BEGIN DATASET RECORDS

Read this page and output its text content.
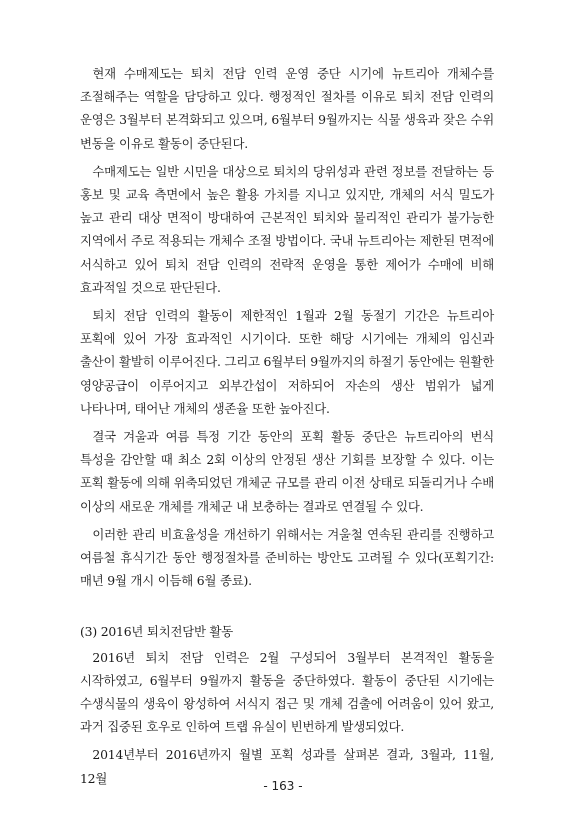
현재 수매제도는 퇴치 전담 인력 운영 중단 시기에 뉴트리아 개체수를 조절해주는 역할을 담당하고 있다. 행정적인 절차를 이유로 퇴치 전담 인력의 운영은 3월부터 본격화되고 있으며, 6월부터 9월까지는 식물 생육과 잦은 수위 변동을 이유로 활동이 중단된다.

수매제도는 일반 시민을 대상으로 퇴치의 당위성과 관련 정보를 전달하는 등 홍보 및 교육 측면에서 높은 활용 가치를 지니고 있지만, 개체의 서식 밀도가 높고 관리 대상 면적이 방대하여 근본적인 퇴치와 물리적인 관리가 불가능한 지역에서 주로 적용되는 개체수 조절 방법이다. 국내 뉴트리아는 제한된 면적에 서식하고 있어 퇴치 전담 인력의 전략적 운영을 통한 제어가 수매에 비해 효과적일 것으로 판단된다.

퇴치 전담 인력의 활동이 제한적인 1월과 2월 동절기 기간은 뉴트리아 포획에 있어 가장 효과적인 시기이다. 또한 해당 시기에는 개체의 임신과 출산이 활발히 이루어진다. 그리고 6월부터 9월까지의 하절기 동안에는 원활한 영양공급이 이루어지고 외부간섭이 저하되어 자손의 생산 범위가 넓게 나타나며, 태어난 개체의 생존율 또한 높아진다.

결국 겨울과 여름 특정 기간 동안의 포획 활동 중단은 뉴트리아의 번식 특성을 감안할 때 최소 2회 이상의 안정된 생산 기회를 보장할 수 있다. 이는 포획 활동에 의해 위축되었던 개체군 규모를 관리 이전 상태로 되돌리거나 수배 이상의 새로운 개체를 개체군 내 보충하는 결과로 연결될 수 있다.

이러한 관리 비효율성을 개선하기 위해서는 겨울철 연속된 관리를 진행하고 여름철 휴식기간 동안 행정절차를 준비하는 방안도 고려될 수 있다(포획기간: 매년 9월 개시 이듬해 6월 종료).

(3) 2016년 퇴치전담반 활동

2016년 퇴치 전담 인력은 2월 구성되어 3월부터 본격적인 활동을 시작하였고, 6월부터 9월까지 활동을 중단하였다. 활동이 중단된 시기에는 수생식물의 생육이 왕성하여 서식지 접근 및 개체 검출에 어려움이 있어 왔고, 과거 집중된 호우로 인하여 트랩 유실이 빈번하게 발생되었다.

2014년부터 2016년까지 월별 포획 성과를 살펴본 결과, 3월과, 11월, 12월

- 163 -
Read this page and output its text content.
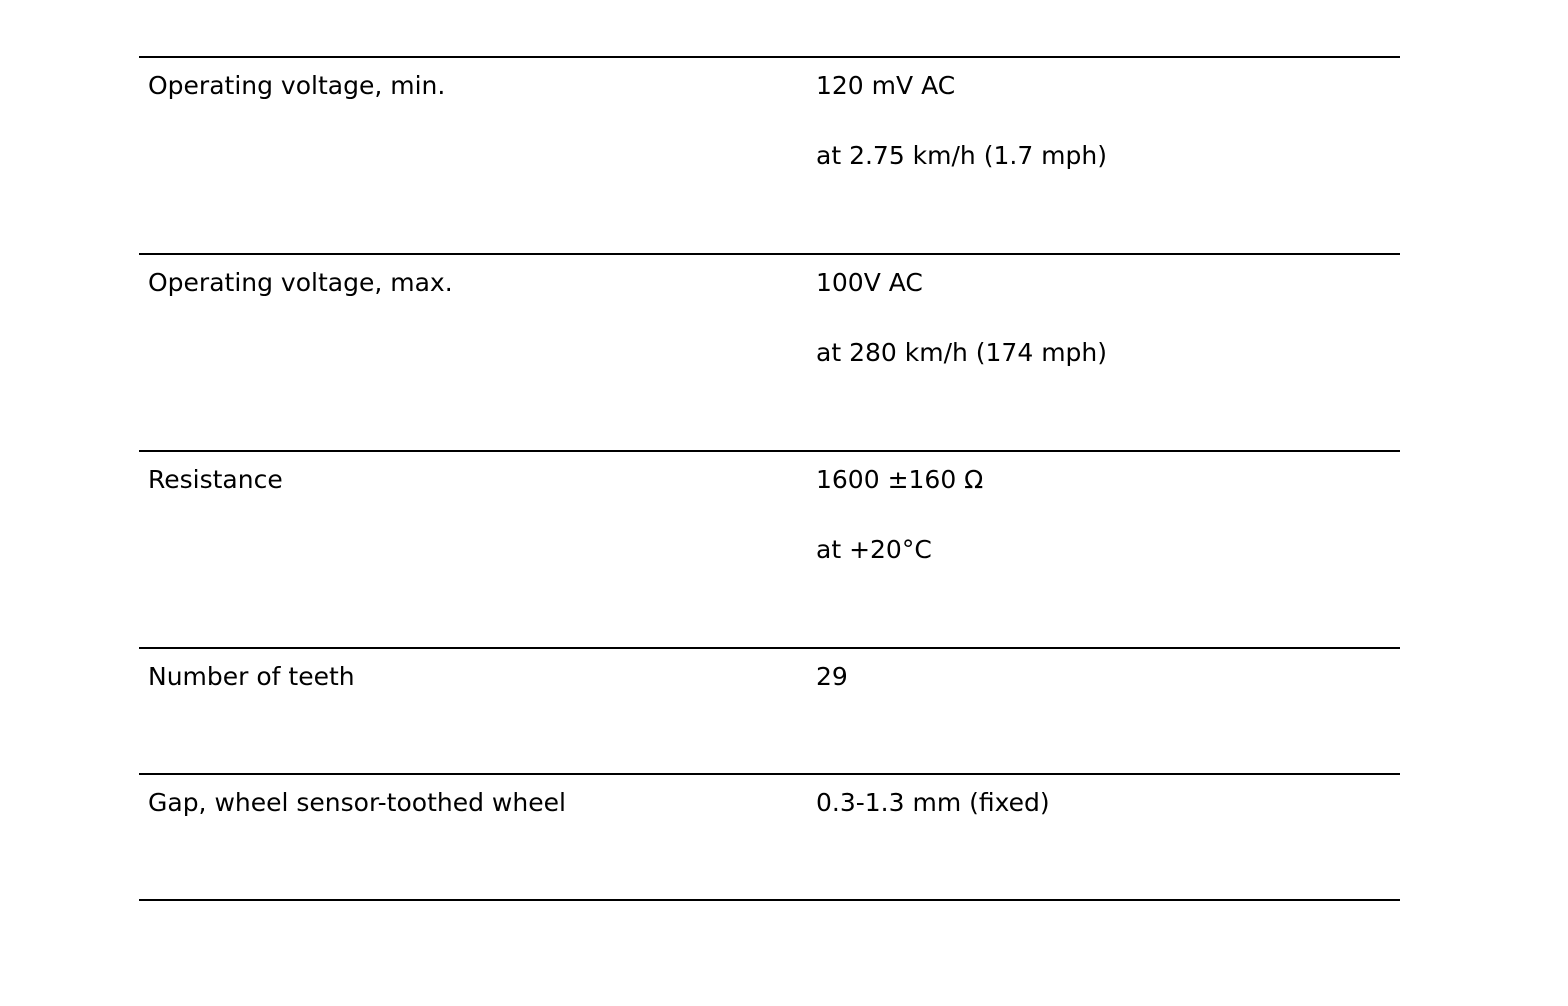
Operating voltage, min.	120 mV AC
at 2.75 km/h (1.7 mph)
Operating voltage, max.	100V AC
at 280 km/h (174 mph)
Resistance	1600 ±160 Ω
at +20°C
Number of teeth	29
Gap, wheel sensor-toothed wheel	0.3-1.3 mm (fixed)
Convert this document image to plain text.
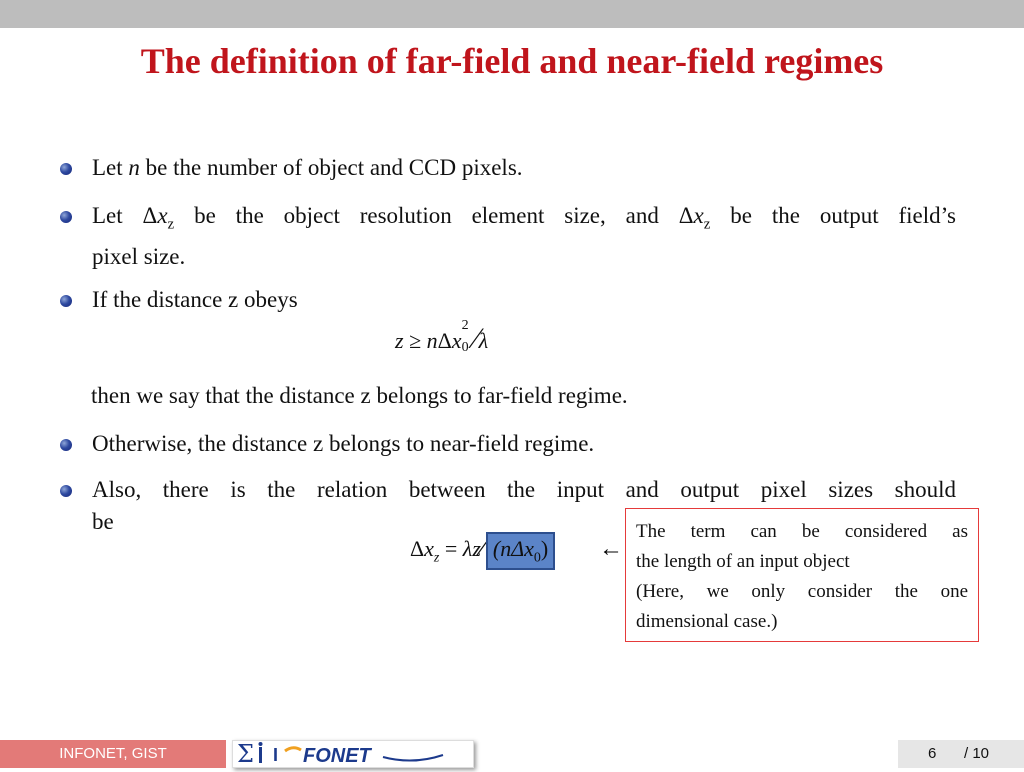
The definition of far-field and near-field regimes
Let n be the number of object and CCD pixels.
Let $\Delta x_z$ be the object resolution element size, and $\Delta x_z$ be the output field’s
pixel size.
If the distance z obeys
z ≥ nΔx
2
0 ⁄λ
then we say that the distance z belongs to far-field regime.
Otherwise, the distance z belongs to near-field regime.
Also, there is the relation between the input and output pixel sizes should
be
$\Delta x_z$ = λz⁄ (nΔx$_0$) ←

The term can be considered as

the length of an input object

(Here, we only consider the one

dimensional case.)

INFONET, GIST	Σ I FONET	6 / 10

END DATASET RECORDS

DIRECTIVE: Leave out the pictures and copy every record above exactly.

SOLUTION:
Read this page and output its text content.
현재 수매제도는 퇴치 전담 인력 운영 중단 시기에 뉴트리아 개체수를 조절해주는 역할을 담당하고 있다. 행정적인 절차를 이유로 퇴치 전담 인력의 운영은 3월부터 본격화되고 있으며, 6월부터 9월까지는 식물 생육과 잦은 수위 변동을 이유로 활동이 중단된다.

수매제도는 일반 시민을 대상으로 퇴치의 당위성과 관련 정보를 전달하는 등 홍보 및 교육 측면에서 높은 활용 가치를 지니고 있지만, 개체의 서식 밀도가 높고 관리 대상 면적이 방대하여 근본적인 퇴치와 물리적인 관리가 불가능한 지역에서 주로 적용되는 개체수 조절 방법이다. 국내 뉴트리아는 제한된 면적에 서식하고 있어 퇴치 전담 인력의 전략적 운영을 통한 제어가 수매에 비해 효과적일 것으로 판단된다.

퇴치 전담 인력의 활동이 제한적인 1월과 2월 동절기 기간은 뉴트리아 포획에 있어 가장 효과적인 시기이다. 또한 해당 시기에는 개체의 임신과 출산이 활발히 이루어진다. 그리고 6월부터 9월까지의 하절기 동안에는 원활한 영양공급이 이루어지고 외부간섭이 저하되어 자손의 생산 범위가 넓게 나타나며, 태어난 개체의 생존율 또한 높아진다.

결국 겨울과 여름 특정 기간 동안의 포획 활동 중단은 뉴트리아의 번식 특성을 감안할 때 최소 2회 이상의 안정된 생산 기회를 보장할 수 있다. 이는 포획 활동에 의해 위축되었던 개체군 규모를 관리 이전 상태로 되돌리거나 수배 이상의 새로운 개체를 개체군 내 보충하는 결과로 연결될 수 있다.

이러한 관리 비효율성을 개선하기 위해서는 겨울철 연속된 관리를 진행하고 여름철 휴식기간 동안 행정절차를 준비하는 방안도 고려될 수 있다(포획기간: 매년 9월 개시 이듬해 6월 종료).

(3) 2016년 퇴치전담반 활동

2016년 퇴치 전담 인력은 2월 구성되어 3월부터 본격적인 활동을 시작하였고, 6월부터 9월까지 활동을 중단하였다. 활동이 중단된 시기에는 수생식물의 생육이 왕성하여 서식지 접근 및 개체 검출에 어려움이 있어 왔고, 과거 집중된 호우로 인하여 트랩 유실이 빈번하게 발생되었다.

2014년부터 2016년까지 월별 포획 성과를 살펴본 결과, 3월과, 11월, 12월

- 163 -
Read this page and output its text content.
Operating voltage, min.	120 mV AC
at 2.75 km/h (1.7 mph)
Operating voltage, max.	100V AC
at 280 km/h (174 mph)
Resistance	1600 ±160 Ω
at +20°C
Number of teeth	29
Gap, wheel sensor-toothed wheel	0.3-1.3 mm (fixed)
Convert this document image to plain text.
The definition of far-field and near-field regimes
Let n be the number of object and CCD pixels.
Let $\Delta x_z$ be the object resolution element size, and $\Delta x_z$ be the output field’s
pixel size.
If the distance z obeys
z ≥ nΔx
2
0 ⁄λ
then we say that the distance z belongs to far-field regime.
Otherwise, the distance z belongs to near-field regime.
Also, there is the relation between the input and output pixel sizes should
be
$\Delta x_z$ = λz⁄ (nΔx$_0$) ←

The term can be considered as

the length of an input object

(Here, we only consider the one

dimensional case.)

INFONET, GIST	Σ I FONET	6 / 10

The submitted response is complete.